• Request
Find the line that contains "Output the text content of this document." in the entries below. Restate it and every line after it, word for word, with no pictures.

• • • • •

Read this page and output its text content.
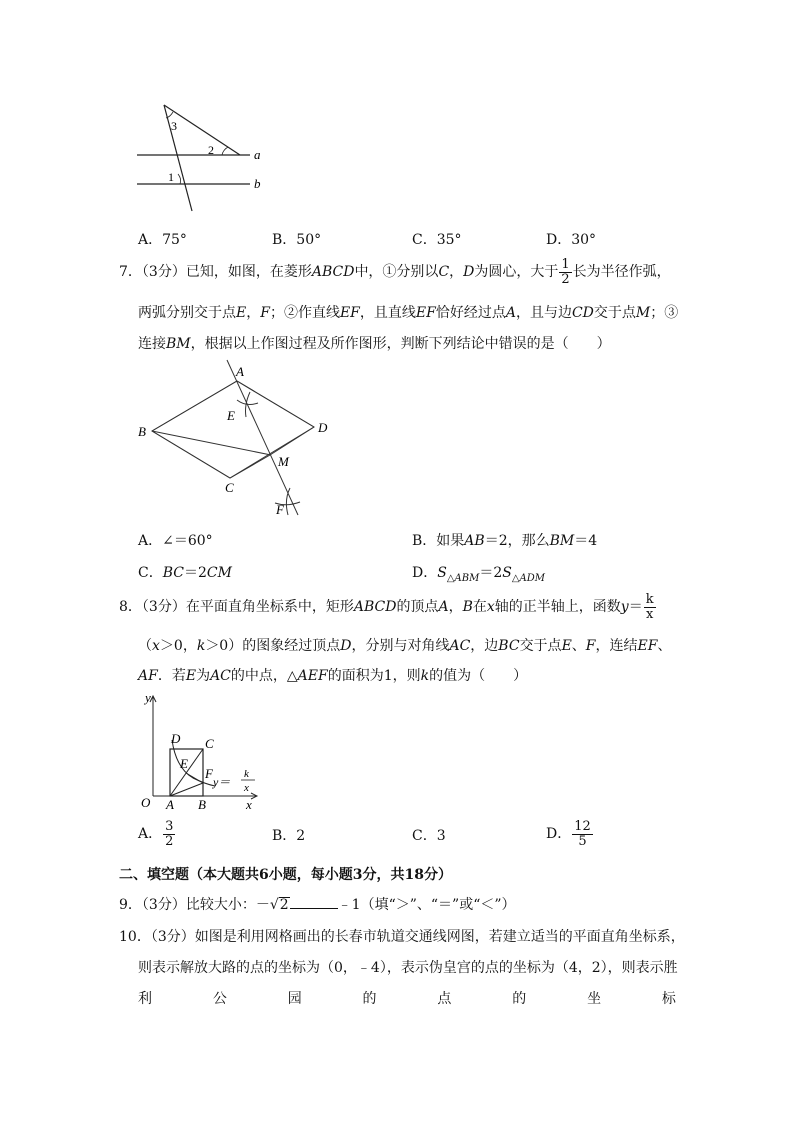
3
2
1
a
b
A．75°	B．50°	C．35°	D．30°
7．（3分）已知，如图，在菱形ABCD中，①分别以C，D为圆心，大于 $\frac{1}{2}$ 长为半径作弧，
两弧分别交于点E，F；②作直线EF，且直线EF恰好经过点A，且与边CD交于点M；③
连接BM，根据以上作图过程及所作图形，判断下列结论中错误的是（　　）
A
B
C
D
E
F
M
A．∠＝60°	B．如果AB＝2，那么BM＝4
C．BC＝2CM	D．$S_{\triangle ABM}=2S_{\triangle ADM}$
8．（3分）在平面直角坐标系中，矩形ABCD的顶点A，B在x轴的正半轴上，函数$y= \frac{k}{x}$
（x＞0，k＞0）的图象经过顶点D，分别与对角线AC，边BC交于点E、F，连结EF、
AF．若E为AC的中点，△AEF的面积为1，则k的值为（　　）
y
x
O A B
C
D
E
F
y＝
k
x
A． $\frac{3}{2}$	B．2	C．3	D． $\frac{12}{5}$
二、填空题（本大题共6小题，每小题3分，共18分）
9．（3分）比较大小：－√2	﹣1（填“＞”、“＝”或“＜”）
10．（3分）如图是利用网格画出的长春市轨道交通线网图，若建立适当的平面直角坐标系，
则表示解放大路的点的坐标为（0，﹣4），表示伪皇宫的点的坐标为（4，2），则表示胜
利	公	园	的	点	的	坐	标
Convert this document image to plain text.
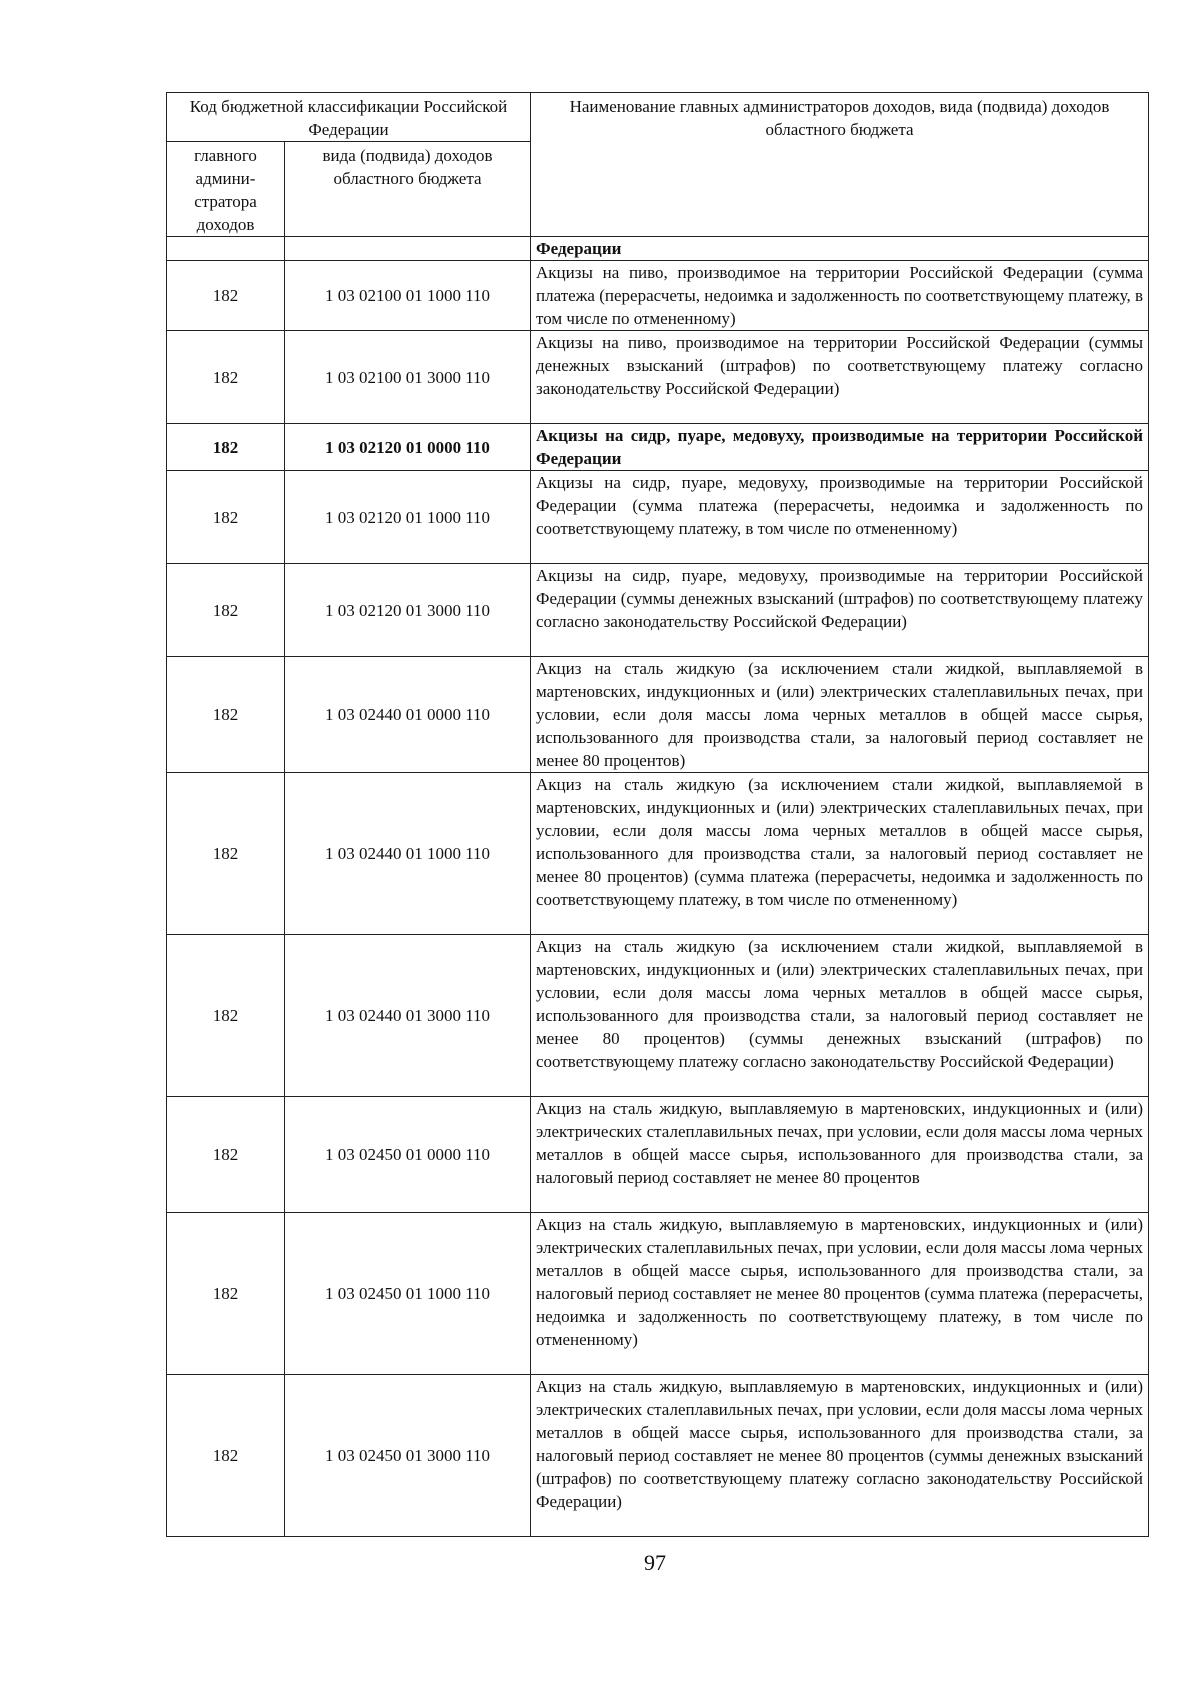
Код бюджетной классификации Российской Федерации		Наименование главных администраторов доходов, вида (подвида) доходов областного бюджета
главного админи-стратора доходов	вида (подвида) доходов областного бюджета	
		Федерации
182	1 03 02100 01 1000 110	Акцизы на пиво, производимое на территории Российской Федерации (сумма платежа (перерасчеты, недоимка и задолженность по соответствующему платежу, в том числе по отмененному)
182	1 03 02100 01 3000 110	Акцизы на пиво, производимое на территории Российской Федерации (суммы денежных взысканий (штрафов) по соответствующему платежу согласно законодательству Российской Федерации)
182	1 03 02120 01 0000 110	Акцизы на сидр, пуаре, медовуху, производимые на территории Российской Федерации
182	1 03 02120 01 1000 110	Акцизы на сидр, пуаре, медовуху, производимые на территории Российской Федерации (сумма платежа (перерасчеты, недоимка и задолженность по соответствующему платежу, в том числе по отмененному)
182	1 03 02120 01 3000 110	Акцизы на сидр, пуаре, медовуху, производимые на территории Российской Федерации (суммы денежных взысканий (штрафов) по соответствующему платежу согласно законодательству Российской Федерации)
182	1 03 02440 01 0000 110	Акциз на сталь жидкую (за исключением стали жидкой, выплавляемой в мартеновских, индукционных и (или) электрических сталеплавильных печах, при условии, если доля массы лома черных металлов в общей массе сырья, использованного для производства стали, за налоговый период составляет не менее 80 процентов)
182	1 03 02440 01 1000 110	Акциз на сталь жидкую (за исключением стали жидкой, выплавляемой в мартеновских, индукционных и (или) электрических сталеплавильных печах, при условии, если доля массы лома черных металлов в общей массе сырья, использованного для производства стали, за налоговый период составляет не менее 80 процентов) (сумма платежа (перерасчеты, недоимка и задолженность по соответствующему платежу, в том числе по отмененному)
182	1 03 02440 01 3000 110	Акциз на сталь жидкую (за исключением стали жидкой, выплавляемой в мартеновских, индукционных и (или) электрических сталеплавильных печах, при условии, если доля массы лома черных металлов в общей массе сырья, использованного для производства стали, за налоговый период составляет не менее 80 процентов) (суммы денежных взысканий (штрафов) по соответствующему платежу согласно законодательству Российской Федерации)
182	1 03 02450 01 0000 110	Акциз на сталь жидкую, выплавляемую в мартеновских, индукционных и (или) электрических сталеплавильных печах, при условии, если доля массы лома черных металлов в общей массе сырья, использованного для производства стали, за налоговый период составляет не менее 80 процентов
182	1 03 02450 01 1000 110	Акциз на сталь жидкую, выплавляемую в мартеновских, индукционных и (или) электрических сталеплавильных печах, при условии, если доля массы лома черных металлов в общей массе сырья, использованного для производства стали, за налоговый период составляет не менее 80 процентов (сумма платежа (перерасчеты, недоимка и задолженность по соответствующему платежу, в том числе по отмененному)
182	1 03 02450 01 3000 110	Акциз на сталь жидкую, выплавляемую в мартеновских, индукционных и (или) электрических сталеплавильных печах, при условии, если доля массы лома черных металлов в общей массе сырья, использованного для производства стали, за налоговый период составляет не менее 80 процентов (суммы денежных взысканий (штрафов) по соответствующему платежу согласно законодательству Российской Федерации)
97
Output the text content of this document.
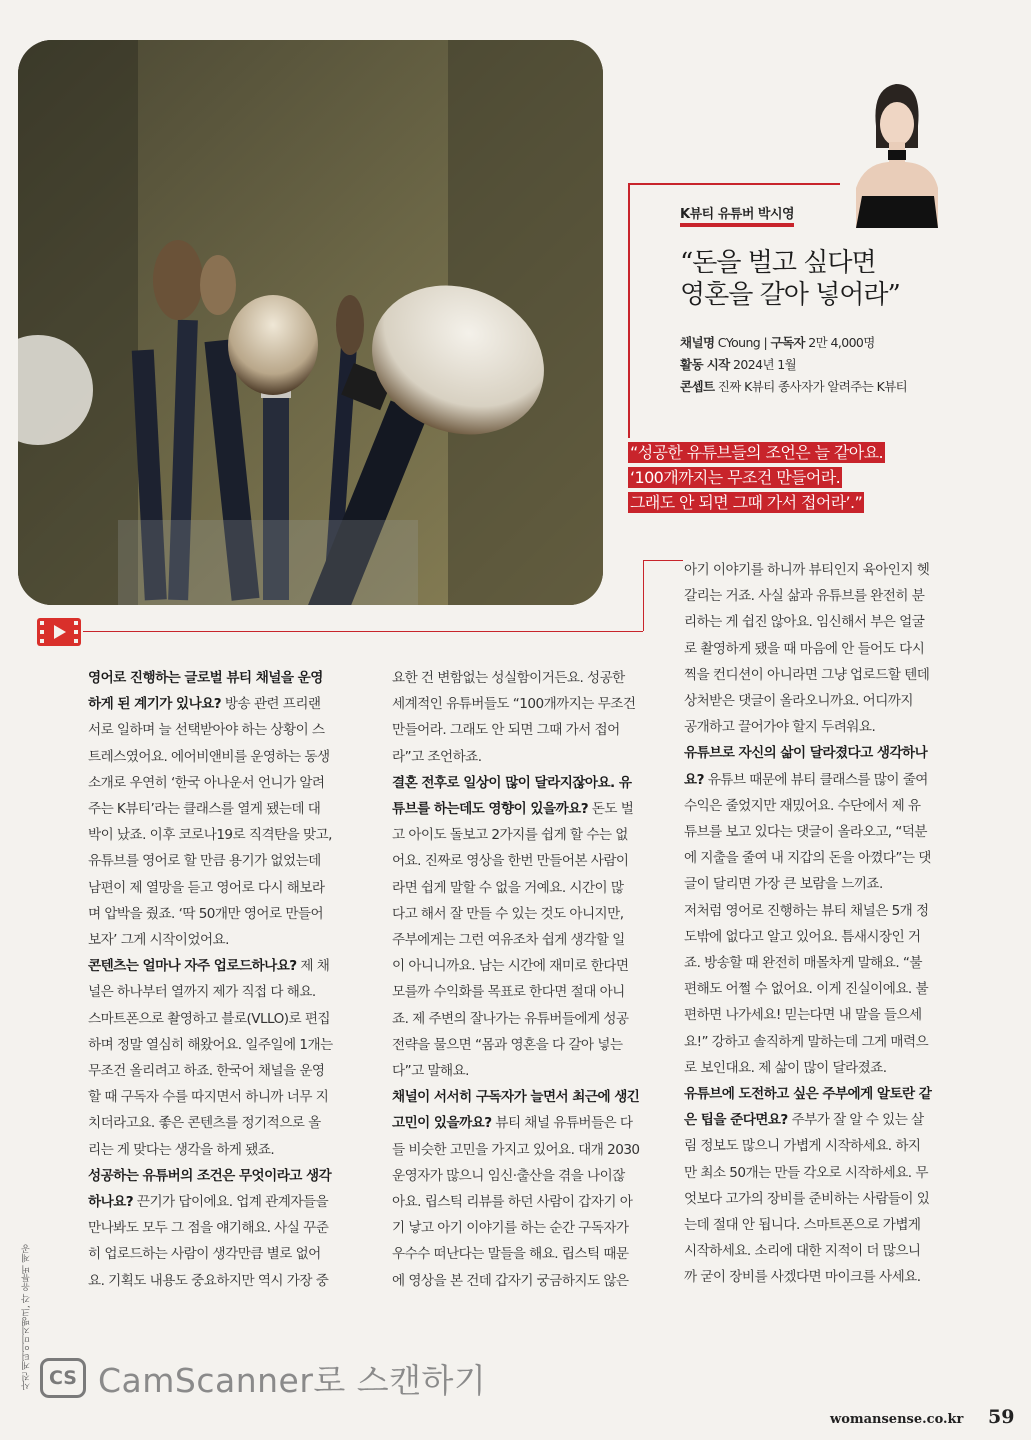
K뷰티 유튜버 박시영
“돈을 벌고 싶다면
영혼을 갈아 넣어라”
채널명 CYoung | 구독자 2만 4,000명
활동 시작 2024년 1월
콘셉트 진짜 K뷰티 종사자가 알려주는 K뷰티
“성공한 유튜브들의 조언은 늘 같아요.
‘100개까지는 무조건 만들어라.
그래도 안 되면 그때 가서 접어라’.”
영어로 진행하는 글로벌 뷰티 채널을 운영
하게 된 계기가 있나요? 방송 관련 프리랜
서로 일하며 늘 선택받아야 하는 상황이 스
트레스였어요. 에어비앤비를 운영하는 동생
소개로 우연히 ‘한국 아나운서 언니가 알려
주는 K뷰티’라는 클래스를 열게 됐는데 대
박이 났죠. 이후 코로나19로 직격탄을 맞고,
유튜브를 영어로 할 만큼 용기가 없었는데
남편이 제 열망을 듣고 영어로 다시 해보라
며 압박을 줬죠. ‘딱 50개만 영어로 만들어
보자’ 그게 시작이었어요.
콘텐츠는 얼마나 자주 업로드하나요? 제 채
널은 하나부터 열까지 제가 직접 다 해요.
스마트폰으로 촬영하고 블로(VLLO)로 편집
하며 정말 열심히 해왔어요. 일주일에 1개는
무조건 올리려고 하죠. 한국어 채널을 운영
할 때 구독자 수를 따지면서 하니까 너무 지
치더라고요. 좋은 콘텐츠를 정기적으로 올
리는 게 맞다는 생각을 하게 됐죠.
성공하는 유튜버의 조건은 무엇이라고 생각
하나요? 끈기가 답이에요. 업계 관계자들을
만나봐도 모두 그 점을 얘기해요. 사실 꾸준
히 업로드하는 사람이 생각만큼 별로 없어
요. 기획도 내용도 중요하지만 역시 가장 중
요한 건 변함없는 성실함이거든요. 성공한
세계적인 유튜버들도 “100개까지는 무조건
만들어라. 그래도 안 되면 그때 가서 접어
라”고 조언하죠.
결혼 전후로 일상이 많이 달라지잖아요. 유
튜브를 하는데도 영향이 있을까요? 돈도 벌
고 아이도 돌보고 2가지를 쉽게 할 수는 없
어요. 진짜로 영상을 한번 만들어본 사람이
라면 쉽게 말할 수 없을 거예요. 시간이 많
다고 해서 잘 만들 수 있는 것도 아니지만,
주부에게는 그런 여유조차 쉽게 생각할 일
이 아니니까요. 남는 시간에 재미로 한다면
모를까 수익화를 목표로 한다면 절대 아니
죠. 제 주변의 잘나가는 유튜버들에게 성공
전략을 물으면 “몸과 영혼을 다 갈아 넣는
다”고 말해요.
채널이 서서히 구독자가 늘면서 최근에 생긴
고민이 있을까요? 뷰티 채널 유튜버들은 다
들 비슷한 고민을 가지고 있어요. 대개 2030
운영자가 많으니 임신·출산을 겪을 나이잖
아요. 립스틱 리뷰를 하던 사람이 갑자기 아
기 낳고 아기 이야기를 하는 순간 구독자가
우수수 떠난다는 말들을 해요. 립스틱 때문
에 영상을 본 건데 갑자기 궁금하지도 않은
아기 이야기를 하니까 뷰티인지 육아인지 헷
갈리는 거죠. 사실 삶과 유튜브를 완전히 분
리하는 게 쉽진 않아요. 임신해서 부은 얼굴
로 촬영하게 됐을 때 마음에 안 들어도 다시
찍을 컨디션이 아니라면 그냥 업로드할 텐데
상처받은 댓글이 올라오니까요. 어디까지
공개하고 끌어가야 할지 두려워요.
유튜브로 자신의 삶이 달라졌다고 생각하나
요? 유튜브 때문에 뷰티 클래스를 많이 줄여
수익은 줄었지만 재밌어요. 수단에서 제 유
튜브를 보고 있다는 댓글이 올라오고, “덕분
에 지출을 줄여 내 지갑의 돈을 아꼈다”는 댓
글이 달리면 가장 큰 보람을 느끼죠.
저처럼 영어로 진행하는 뷰티 채널은 5개 정
도밖에 없다고 알고 있어요. 틈새시장인 거
죠. 방송할 때 완전히 매몰차게 말해요. “불
편해도 어쩔 수 없어요. 이게 진실이에요. 불
편하면 나가세요! 믿는다면 내 말을 들으세
요!” 강하고 솔직하게 말하는데 그게 매력으
로 보인대요. 제 삶이 많이 달라졌죠.
유튜브에 도전하고 싶은 주부에게 알토란 같
은 팁을 준다면요? 주부가 잘 알 수 있는 살
림 정보도 많으니 가볍게 시작하세요. 하지
만 최소 50개는 만들 각오로 시작하세요. 무
엇보다 고가의 장비를 준비하는 사람들이 있
는데 절대 안 됩니다. 스마트폰으로 가볍게
시작하세요. 소리에 대한 지적이 더 많으니
까 굳이 장비를 사겠다면 마이크를 사세요.
사진 게티이미지뱅크, 각 유튜버 제공 CS CamScanner로 스캔하기
womansense.co.kr 59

• • • • •

• Reply to the task
Output the text content of this document.
K뷰티 유튜버 박시영
“돈을 벌고 싶다면
영혼을 갈아 넣어라”
채널명 CYoung | 구독자 2만 4,000명
활동 시작 2024년 1월
콘셉트 진짜 K뷰티 종사자가 알려주는 K뷰티
“성공한 유튜브들의 조언은 늘 같아요.
‘100개까지는 무조건 만들어라.
그래도 안 되면 그때 가서 접어라’.”
영어로 진행하는 글로벌 뷰티 채널을 운영
하게 된 계기가 있나요? 방송 관련 프리랜
서로 일하며 늘 선택받아야 하는 상황이 스
트레스였어요. 에어비앤비를 운영하는 동생
소개로 우연히 ‘한국 아나운서 언니가 알려
주는 K뷰티’라는 클래스를 열게 됐는데 대
박이 났죠. 이후 코로나19로 직격탄을 맞고,
유튜브를 영어로 할 만큼 용기가 없었는데
남편이 제 열망을 듣고 영어로 다시 해보라
며 압박을 줬죠. ‘딱 50개만 영어로 만들어
보자’ 그게 시작이었어요.
콘텐츠는 얼마나 자주 업로드하나요? 제 채
널은 하나부터 열까지 제가 직접 다 해요.
스마트폰으로 촬영하고 블로(VLLO)로 편집
하며 정말 열심히 해왔어요. 일주일에 1개는
무조건 올리려고 하죠. 한국어 채널을 운영
할 때 구독자 수를 따지면서 하니까 너무 지
치더라고요. 좋은 콘텐츠를 정기적으로 올
리는 게 맞다는 생각을 하게 됐죠.
성공하는 유튜버의 조건은 무엇이라고 생각
하나요? 끈기가 답이에요. 업계 관계자들을
만나봐도 모두 그 점을 얘기해요. 사실 꾸준
히 업로드하는 사람이 생각만큼 별로 없어
요. 기획도 내용도 중요하지만 역시 가장 중
요한 건 변함없는 성실함이거든요. 성공한
세계적인 유튜버들도 “100개까지는 무조건
만들어라. 그래도 안 되면 그때 가서 접어
라”고 조언하죠.
결혼 전후로 일상이 많이 달라지잖아요. 유
튜브를 하는데도 영향이 있을까요? 돈도 벌
고 아이도 돌보고 2가지를 쉽게 할 수는 없
어요. 진짜로 영상을 한번 만들어본 사람이
라면 쉽게 말할 수 없을 거예요. 시간이 많
다고 해서 잘 만들 수 있는 것도 아니지만,
주부에게는 그런 여유조차 쉽게 생각할 일
이 아니니까요. 남는 시간에 재미로 한다면
모를까 수익화를 목표로 한다면 절대 아니
죠. 제 주변의 잘나가는 유튜버들에게 성공
전략을 물으면 “몸과 영혼을 다 갈아 넣는
다”고 말해요.
채널이 서서히 구독자가 늘면서 최근에 생긴
고민이 있을까요? 뷰티 채널 유튜버들은 다
들 비슷한 고민을 가지고 있어요. 대개 2030
운영자가 많으니 임신·출산을 겪을 나이잖
아요. 립스틱 리뷰를 하던 사람이 갑자기 아
기 낳고 아기 이야기를 하는 순간 구독자가
우수수 떠난다는 말들을 해요. 립스틱 때문
에 영상을 본 건데 갑자기 궁금하지도 않은
아기 이야기를 하니까 뷰티인지 육아인지 헷
갈리는 거죠. 사실 삶과 유튜브를 완전히 분
리하는 게 쉽진 않아요. 임신해서 부은 얼굴
로 촬영하게 됐을 때 마음에 안 들어도 다시
찍을 컨디션이 아니라면 그냥 업로드할 텐데
상처받은 댓글이 올라오니까요. 어디까지
공개하고 끌어가야 할지 두려워요.
유튜브로 자신의 삶이 달라졌다고 생각하나
요? 유튜브 때문에 뷰티 클래스를 많이 줄여
수익은 줄었지만 재밌어요. 수단에서 제 유
튜브를 보고 있다는 댓글이 올라오고, “덕분
에 지출을 줄여 내 지갑의 돈을 아꼈다”는 댓
글이 달리면 가장 큰 보람을 느끼죠.
저처럼 영어로 진행하는 뷰티 채널은 5개 정
도밖에 없다고 알고 있어요. 틈새시장인 거
죠. 방송할 때 완전히 매몰차게 말해요. “불
편해도 어쩔 수 없어요. 이게 진실이에요. 불
편하면 나가세요! 믿는다면 내 말을 들으세
요!” 강하고 솔직하게 말하는데 그게 매력으
로 보인대요. 제 삶이 많이 달라졌죠.
유튜브에 도전하고 싶은 주부에게 알토란 같
은 팁을 준다면요? 주부가 잘 알 수 있는 살
림 정보도 많으니 가볍게 시작하세요. 하지
만 최소 50개는 만들 각오로 시작하세요. 무
엇보다 고가의 장비를 준비하는 사람들이 있
는데 절대 안 됩니다. 스마트폰으로 가볍게
시작하세요. 소리에 대한 지적이 더 많으니
까 굳이 장비를 사겠다면 마이크를 사세요.
사진 게티이미지뱅크, 각 유튜버 제공 CS CamScanner로 스캔하기
womansense.co.kr 59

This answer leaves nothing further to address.